◆ **DOCUMENT TEXT**:
>> BEGIN

Member Reviews
In Before Familiar Woods, Ian Pisarcik uses lovely, dense description to conjure a community struggling with drug use, the aftermath of the wars in the Middle East, dementia, prejudice, and two families ruined by an old crime. This may sound bleak but the novel isn’t without hope and its characters - a mother grieving the son she lost even before he died, a veteran trying to readjust to civilian life - will win you over with their authenticity and brave hearts.
BEFORE FAMILIAR WOODS by Ian Pisarcik
This book is a bit different from most I read. It’s not a thriller but definitely will keep you on edge at times. It’s a mystery for sure as you will want to know what happened. You’ll want to know where the two husbands who are not really friends are. They were together and you’ll want to know why. It’s somewhat of a sad story in many ways. It’s about what drugs will do to a person. Things they never imagined they would ever do. I felt bad for some of the characters in this story but hated some also. Though you can’t really blame another person if someone you love gets hooked on drugs you can get angry that they would take advantage of someone or get a kid hooked. Some things are just wrong no matter what. I’ve seen up close and personal what drugs do to good people. I’ve lost family members to drugs and it makes you so angry. This country does have a huge problem with drugs and it can only blame itself. The big drug companies get things started then the person has to turn to something they can afford. They feel helpless and hopeless. It’s truly sad what drugs does to people. What they will cause you to do just to get that high.
This book hits hard on drugs. It is also about two families who lost their only children to a crazy camping trip and supposed drug use. Also a mother who abandons her child to run away with someone so she can get drugs. A man back from Iraq who loves his son and wants what is best for him. A mother who blames herself. Another mother who tries praying to get her through the loss of her son. Two dads who have to live with choices.

>> END

◆ **RECORDED INFORMATION**:

>> BEGIN

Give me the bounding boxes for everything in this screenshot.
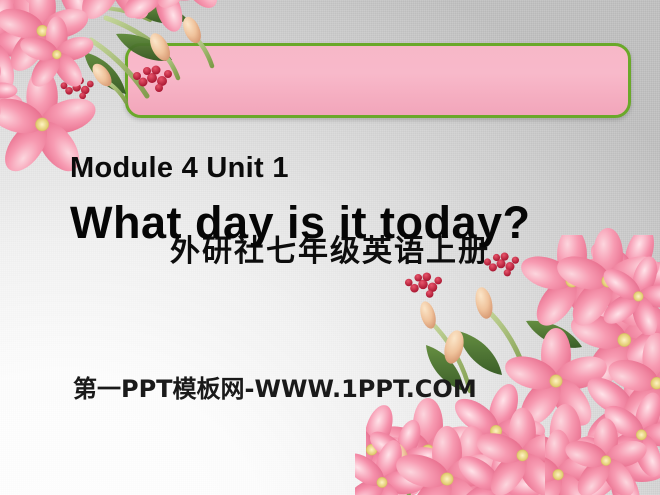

>> END

◆ **JOBS**:
A: Print the passage of the Before Familiar Woods reviews that opens with the words containing "Member Reviews" and closes with "and brave hearts.".
B: In the Before Familiar Woods reviews, which country is the man who loves his son said to be back from?
C: Go on with the Before Familiar Woods reviews, picking up after their last sentence.
The data is separate from the Before Familiar Woods reviews.

◆ **RESULTS FOR THE EXERCISE**:
A:
Member Reviews
In Before Familiar Woods, Ian Pisarcik uses lovely, dense description to conjure a community struggling with drug use, the aftermath of the wars in the Middle East, dementia, prejudice, and two families ruined by an old crime. This may sound bleak but the novel isn’t without hope and its characters - a mother grieving the son she lost even before he died, a veteran trying to readjust to civilian life - will win you over with their authenticity and brave hearts.

B: Iraq.

C:
This book is told in two stories. One is Ruth Fenn telling a story of love and loss. Of looking into herself to try and fix things. She wants to find her husband before something happens to him. The loss her her teenagers son. She is a hard woman now but loves children and helps people also. She’s a kind woman in many ways but will not be messed with about some things. I loved her. Then we have Milk’s story. He has a son also. A nine year old son who he is trying to raise since his return from Iraq. He’s alone. His wife and the mother of his son left. But she returned and will try anything to get Daniel back. Even though it’s the worse place he could ever be. Ruth and Milk become friends via a social worker who recommended Ruth to Milk as someone who would help him out with his son so he could find a job.
As this story progresses you will wonder what happened to the men. What happened to the boys who were found dead in a tent. Were they murdered or was it a night of doing drugs gone horrible wrong. That one you’ll have to read and figure out for yourself. One father in this story I loved. One I totally detested. In that I mean the father’s of the dead boys.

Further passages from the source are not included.